Drop the pictures, then extract the listing word for word.

### Given records
────────────────────

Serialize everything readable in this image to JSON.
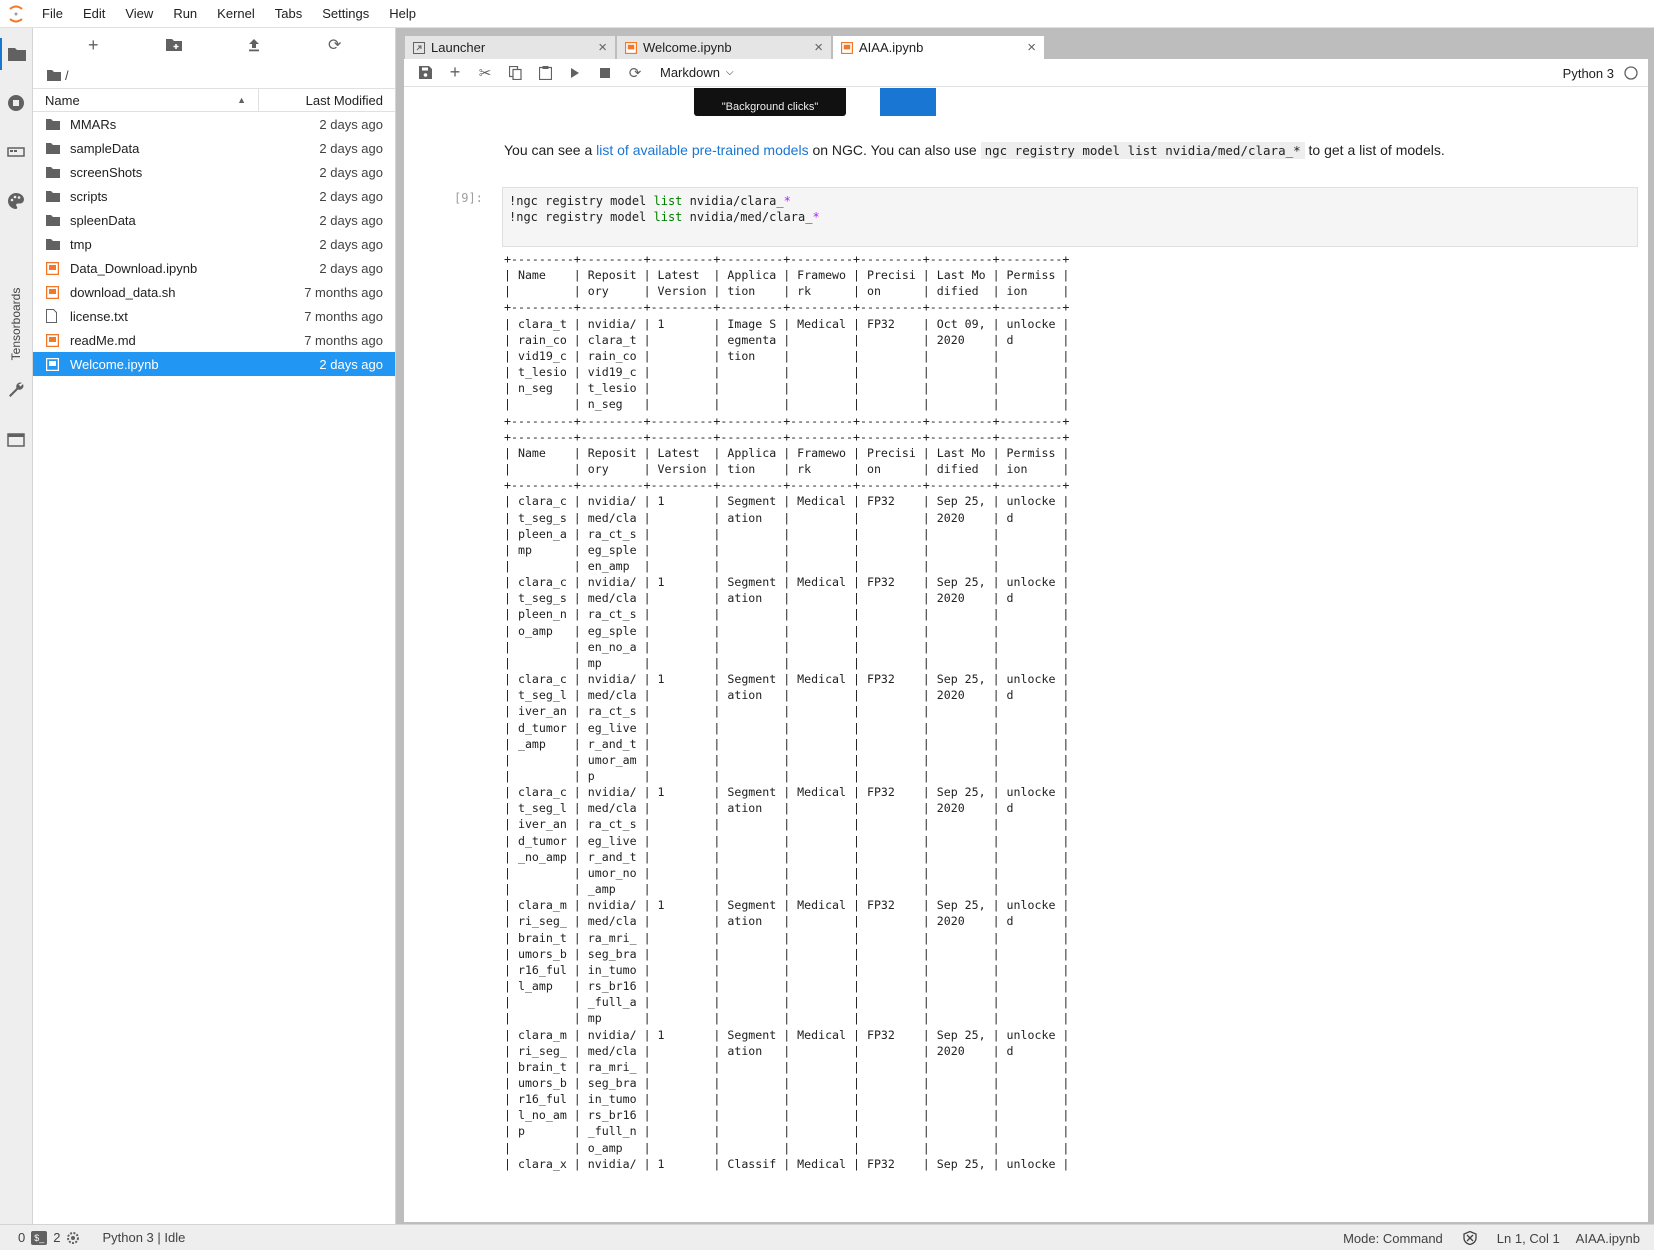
{
  "menubar": {
    "items": [
      "File",
      "Edit",
      "View",
      "Run",
      "Kernel",
      "Tabs",
      "Settings",
      "Help"
    ]
  },
  "sidebar": {
    "tensorboards_label": "Tensorboards"
  },
  "filebrowser": {
    "breadcrumb": "/",
    "header": {
      "name": "Name",
      "modified": "Last Modified"
    },
    "files": [
      {
        "name": "MMARs",
        "modified": "2 days ago",
        "type": "folder"
      },
      {
        "name": "sampleData",
        "modified": "2 days ago",
        "type": "folder"
      },
      {
        "name": "screenShots",
        "modified": "2 days ago",
        "type": "folder"
      },
      {
        "name": "scripts",
        "modified": "2 days ago",
        "type": "folder"
      },
      {
        "name": "spleenData",
        "modified": "2 days ago",
        "type": "folder"
      },
      {
        "name": "tmp",
        "modified": "2 days ago",
        "type": "folder"
      },
      {
        "name": "Data_Download.ipynb",
        "modified": "2 days ago",
        "type": "notebook"
      },
      {
        "name": "download_data.sh",
        "modified": "7 months ago",
        "type": "notebook"
      },
      {
        "name": "license.txt",
        "modified": "7 months ago",
        "type": "text"
      },
      {
        "name": "readMe.md",
        "modified": "7 months ago",
        "type": "notebook"
      },
      {
        "name": "Welcome.ipynb",
        "modified": "2 days ago",
        "type": "notebook",
        "selected": true
      }
    ]
  },
  "tabs": [
    {
      "label": "Launcher",
      "icon": "launcher-icon"
    },
    {
      "label": "Welcome.ipynb",
      "icon": "notebook-icon"
    },
    {
      "label": "AIAA.ipynb",
      "icon": "notebook-icon",
      "current": true
    }
  ],
  "notebook": {
    "cell_type": "Markdown",
    "kernel": "Python 3",
    "image_caption": "\"Background clicks\"",
    "markdown": {
      "pre": "You can see a ",
      "link": "list of available pre-trained models",
      "mid": " on NGC. You can also use ",
      "code": "ngc registry model list nvidia/med/clara_*",
      "post": " to get a list of models."
    },
    "prompt": "[9]:",
    "code_lines": [
      {
        "a": "!ngc registry model ",
        "kw": "list",
        "b": " nvidia/clara_",
        "star": "*"
      },
      {
        "a": "!ngc registry model ",
        "kw": "list",
        "b": " nvidia/med/clara_",
        "star": "*"
      }
    ],
    "output_lines": [
      "+---------+---------+---------+---------+---------+---------+---------+---------+",
      "| Name    | Reposit | Latest  | Applica | Framewo | Precisi | Last Mo | Permiss |",
      "|         | ory     | Version | tion    | rk      | on      | dified  | ion     |",
      "+---------+---------+---------+---------+---------+---------+---------+---------+",
      "| clara_t | nvidia/ | 1       | Image S | Medical | FP32    | Oct 09, | unlocke |",
      "| rain_co | clara_t |         | egmenta |         |         | 2020    | d       |",
      "| vid19_c | rain_co |         | tion    |         |         |         |         |",
      "| t_lesio | vid19_c |         |         |         |         |         |         |",
      "| n_seg   | t_lesio |         |         |         |         |         |         |",
      "|         | n_seg   |         |         |         |         |         |         |",
      "+---------+---------+---------+---------+---------+---------+---------+---------+",
      "+---------+---------+---------+---------+---------+---------+---------+---------+",
      "| Name    | Reposit | Latest  | Applica | Framewo | Precisi | Last Mo | Permiss |",
      "|         | ory     | Version | tion    | rk      | on      | dified  | ion     |",
      "+---------+---------+---------+---------+---------+---------+---------+---------+",
      "| clara_c | nvidia/ | 1       | Segment | Medical | FP32    | Sep 25, | unlocke |",
      "| t_seg_s | med/cla |         | ation   |         |         | 2020    | d       |",
      "| pleen_a | ra_ct_s |         |         |         |         |         |         |",
      "| mp      | eg_sple |         |         |         |         |         |         |",
      "|         | en_amp  |         |         |         |         |         |         |",
      "| clara_c | nvidia/ | 1       | Segment | Medical | FP32    | Sep 25, | unlocke |",
      "| t_seg_s | med/cla |         | ation   |         |         | 2020    | d       |",
      "| pleen_n | ra_ct_s |         |         |         |         |         |         |",
      "| o_amp   | eg_sple |         |         |         |         |         |         |",
      "|         | en_no_a |         |         |         |         |         |         |",
      "|         | mp      |         |         |         |         |         |         |",
      "| clara_c | nvidia/ | 1       | Segment | Medical | FP32    | Sep 25, | unlocke |",
      "| t_seg_l | med/cla |         | ation   |         |         | 2020    | d       |",
      "| iver_an | ra_ct_s |         |         |         |         |         |         |",
      "| d_tumor | eg_live |         |         |         |         |         |         |",
      "| _amp    | r_and_t |         |         |         |         |         |         |",
      "|         | umor_am |         |         |         |         |         |         |",
      "|         | p       |         |         |         |         |         |         |",
      "| clara_c | nvidia/ | 1       | Segment | Medical | FP32    | Sep 25, | unlocke |",
      "| t_seg_l | med/cla |         | ation   |         |         | 2020    | d       |",
      "| iver_an | ra_ct_s |         |         |         |         |         |         |",
      "| d_tumor | eg_live |         |         |         |         |         |         |",
      "| _no_amp | r_and_t |         |         |         |         |         |         |",
      "|         | umor_no |         |         |         |         |         |         |",
      "|         | _amp    |         |         |         |         |         |         |",
      "| clara_m | nvidia/ | 1       | Segment | Medical | FP32    | Sep 25, | unlocke |",
      "| ri_seg_ | med/cla |         | ation   |         |         | 2020    | d       |",
      "| brain_t | ra_mri_ |         |         |         |         |         |         |",
      "| umors_b | seg_bra |         |         |         |         |         |         |",
      "| r16_ful | in_tumo |         |         |         |         |         |         |",
      "| l_amp   | rs_br16 |         |         |         |         |         |         |",
      "|         | _full_a |         |         |         |         |         |         |",
      "|         | mp      |         |         |         |         |         |         |",
      "| clara_m | nvidia/ | 1       | Segment | Medical | FP32    | Sep 25, | unlocke |",
      "| ri_seg_ | med/cla |         | ation   |         |         | 2020    | d       |",
      "| brain_t | ra_mri_ |         |         |         |         |         |         |",
      "| umors_b | seg_bra |         |         |         |         |         |         |",
      "| r16_ful | in_tumo |         |         |         |         |         |         |",
      "| l_no_am | rs_br16 |         |         |         |         |         |         |",
      "| p       | _full_n |         |         |         |         |         |         |",
      "|         | o_amp   |         |         |         |         |         |         |",
      "| clara_x | nvidia/ | 1       | Classif | Medical | FP32    | Sep 25, | unlocke |"
    ]
  },
  "statusbar": {
    "count1": "0",
    "count2": "2",
    "kernel_status": "Python 3 | Idle",
    "mode": "Mode: Command",
    "position": "Ln 1, Col 1",
    "filename": "AIAA.ipynb"
  }
}
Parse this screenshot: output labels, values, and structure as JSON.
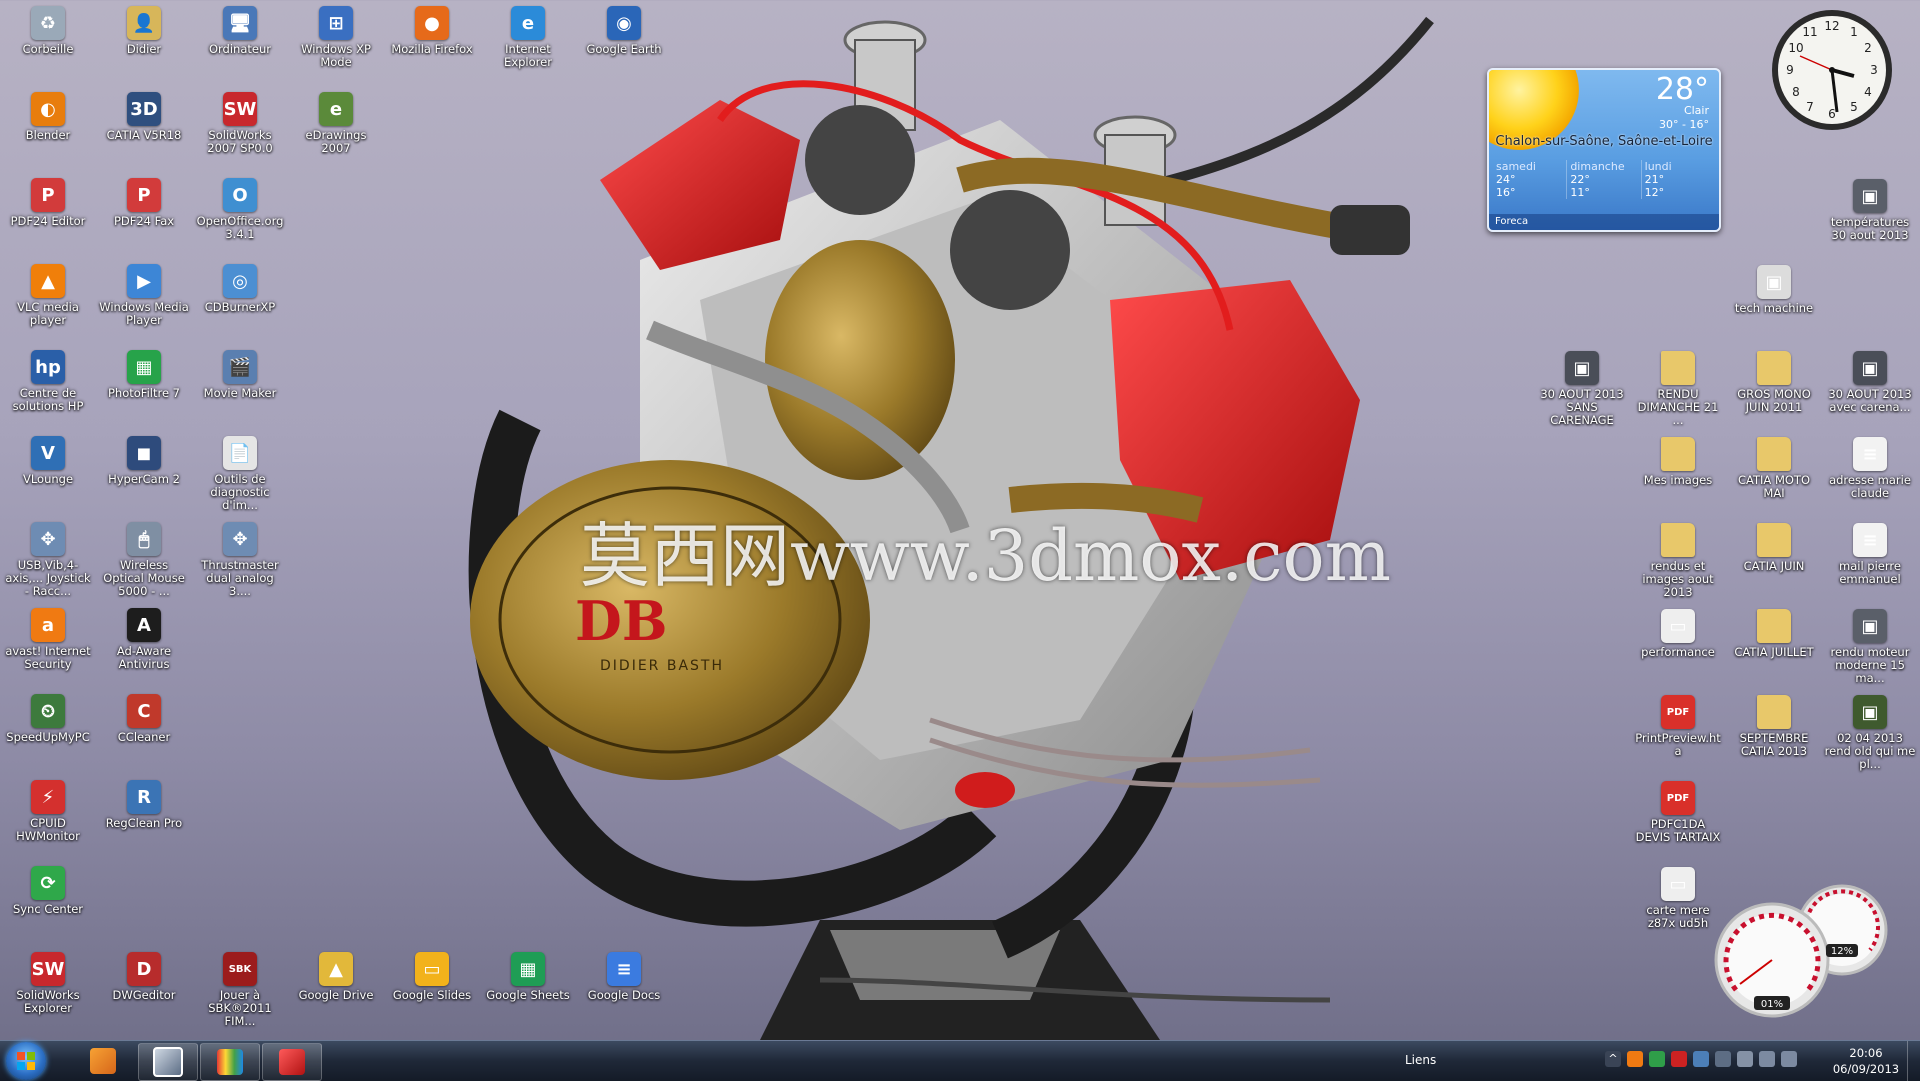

────────────────────

### Response below
Serialize everything readable in this image to JSON.
{
  "menubar": {
    "items": [
      "File",
      "Edit",
      "View",
      "Run",
      "Kernel",
      "Tabs",
      "Settings",
      "Help"
    ]
  },
  "sidebar": {
    "tensorboards_label": "Tensorboards"
  },
  "filebrowser": {
    "breadcrumb": "/",
    "header": {
      "name": "Name",
      "modified": "Last Modified"
    },
    "files": [
      {
        "name": "MMARs",
        "modified": "2 days ago",
        "type": "folder"
      },
      {
        "name": "sampleData",
        "modified": "2 days ago",
        "type": "folder"
      },
      {
        "name": "screenShots",
        "modified": "2 days ago",
        "type": "folder"
      },
      {
        "name": "scripts",
        "modified": "2 days ago",
        "type": "folder"
      },
      {
        "name": "spleenData",
        "modified": "2 days ago",
        "type": "folder"
      },
      {
        "name": "tmp",
        "modified": "2 days ago",
        "type": "folder"
      },
      {
        "name": "Data_Download.ipynb",
        "modified": "2 days ago",
        "type": "notebook"
      },
      {
        "name": "download_data.sh",
        "modified": "7 months ago",
        "type": "notebook"
      },
      {
        "name": "license.txt",
        "modified": "7 months ago",
        "type": "text"
      },
      {
        "name": "readMe.md",
        "modified": "7 months ago",
        "type": "notebook"
      },
      {
        "name": "Welcome.ipynb",
        "modified": "2 days ago",
        "type": "notebook",
        "selected": true
      }
    ]
  },
  "tabs": [
    {
      "label": "Launcher",
      "icon": "launcher-icon"
    },
    {
      "label": "Welcome.ipynb",
      "icon": "notebook-icon"
    },
    {
      "label": "AIAA.ipynb",
      "icon": "notebook-icon",
      "current": true
    }
  ],
  "notebook": {
    "cell_type": "Markdown",
    "kernel": "Python 3",
    "image_caption": "\"Background clicks\"",
    "markdown": {
      "pre": "You can see a ",
      "link": "list of available pre-trained models",
      "mid": " on NGC. You can also use ",
      "code": "ngc registry model list nvidia/med/clara_*",
      "post": " to get a list of models."
    },
    "prompt": "[9]:",
    "code_lines": [
      {
        "a": "!ngc registry model ",
        "kw": "list",
        "b": " nvidia/clara_",
        "star": "*"
      },
      {
        "a": "!ngc registry model ",
        "kw": "list",
        "b": " nvidia/med/clara_",
        "star": "*"
      }
    ],
    "output_lines": [
      "+---------+---------+---------+---------+---------+---------+---------+---------+",
      "| Name    | Reposit | Latest  | Applica | Framewo | Precisi | Last Mo | Permiss |",
      "|         | ory     | Version | tion    | rk      | on      | dified  | ion     |",
      "+---------+---------+---------+---------+---------+---------+---------+---------+",
      "| clara_t | nvidia/ | 1       | Image S | Medical | FP32    | Oct 09, | unlocke |",
      "| rain_co | clara_t |         | egmenta |         |         | 2020    | d       |",
      "| vid19_c | rain_co |         | tion    |         |         |         |         |",
      "| t_lesio | vid19_c |         |         |         |         |         |         |",
      "| n_seg   | t_lesio |         |         |         |         |         |         |",
      "|         | n_seg   |         |         |         |         |         |         |",
      "+---------+---------+---------+---------+---------+---------+---------+---------+",
      "+---------+---------+---------+---------+---------+---------+---------+---------+",
      "| Name    | Reposit | Latest  | Applica | Framewo | Precisi | Last Mo | Permiss |",
      "|         | ory     | Version | tion    | rk      | on      | dified  | ion     |",
      "+---------+---------+---------+---------+---------+---------+---------+---------+",
      "| clara_c | nvidia/ | 1       | Segment | Medical | FP32    | Sep 25, | unlocke |",
      "| t_seg_s | med/cla |         | ation   |         |         | 2020    | d       |",
      "| pleen_a | ra_ct_s |         |         |         |         |         |         |",
      "| mp      | eg_sple |         |         |         |         |         |         |",
      "|         | en_amp  |         |         |         |         |         |         |",
      "| clara_c | nvidia/ | 1       | Segment | Medical | FP32    | Sep 25, | unlocke |",
      "| t_seg_s | med/cla |         | ation   |         |         | 2020    | d       |",
      "| pleen_n | ra_ct_s |         |         |         |         |         |         |",
      "| o_amp   | eg_sple |         |         |         |         |         |         |",
      "|         | en_no_a |         |         |         |         |         |         |",
      "|         | mp      |         |         |         |         |         |         |",
      "| clara_c | nvidia/ | 1       | Segment | Medical | FP32    | Sep 25, | unlocke |",
      "| t_seg_l | med/cla |         | ation   |         |         | 2020    | d       |",
      "| iver_an | ra_ct_s |         |         |         |         |         |         |",
      "| d_tumor | eg_live |         |         |         |         |         |         |",
      "| _amp    | r_and_t |         |         |         |         |         |         |",
      "|         | umor_am |         |         |         |         |         |         |",
      "|         | p       |         |         |         |         |         |         |",
      "| clara_c | nvidia/ | 1       | Segment | Medical | FP32    | Sep 25, | unlocke |",
      "| t_seg_l | med/cla |         | ation   |         |         | 2020    | d       |",
      "| iver_an | ra_ct_s |         |         |         |         |         |         |",
      "| d_tumor | eg_live |         |         |         |         |         |         |",
      "| _no_amp | r_and_t |         |         |         |         |         |         |",
      "|         | umor_no |         |         |         |         |         |         |",
      "|         | _amp    |         |         |         |         |         |         |",
      "| clara_m | nvidia/ | 1       | Segment | Medical | FP32    | Sep 25, | unlocke |",
      "| ri_seg_ | med/cla |         | ation   |         |         | 2020    | d       |",
      "| brain_t | ra_mri_ |         |         |         |         |         |         |",
      "| umors_b | seg_bra |         |         |         |         |         |         |",
      "| r16_ful | in_tumo |         |         |         |         |         |         |",
      "| l_amp   | rs_br16 |         |         |         |         |         |         |",
      "|         | _full_a |         |         |         |         |         |         |",
      "|         | mp      |         |         |         |         |         |         |",
      "| clara_m | nvidia/ | 1       | Segment | Medical | FP32    | Sep 25, | unlocke |",
      "| ri_seg_ | med/cla |         | ation   |         |         | 2020    | d       |",
      "| brain_t | ra_mri_ |         |         |         |         |         |         |",
      "| umors_b | seg_bra |         |         |         |         |         |         |",
      "| r16_ful | in_tumo |         |         |         |         |         |         |",
      "| l_no_am | rs_br16 |         |         |         |         |         |         |",
      "| p       | _full_n |         |         |         |         |         |         |",
      "|         | o_amp   |         |         |         |         |         |         |",
      "| clara_x | nvidia/ | 1       | Classif | Medical | FP32    | Sep 25, | unlocke |"
    ]
  },
  "statusbar": {
    "count1": "0",
    "count2": "2",
    "kernel_status": "Python 3 | Idle",
    "mode": "Mode: Command",
    "position": "Ln 1, Col 1",
    "filename": "AIAA.ipynb"
  }
}
Parse this screenshot: output labels, values, and structure as JSON.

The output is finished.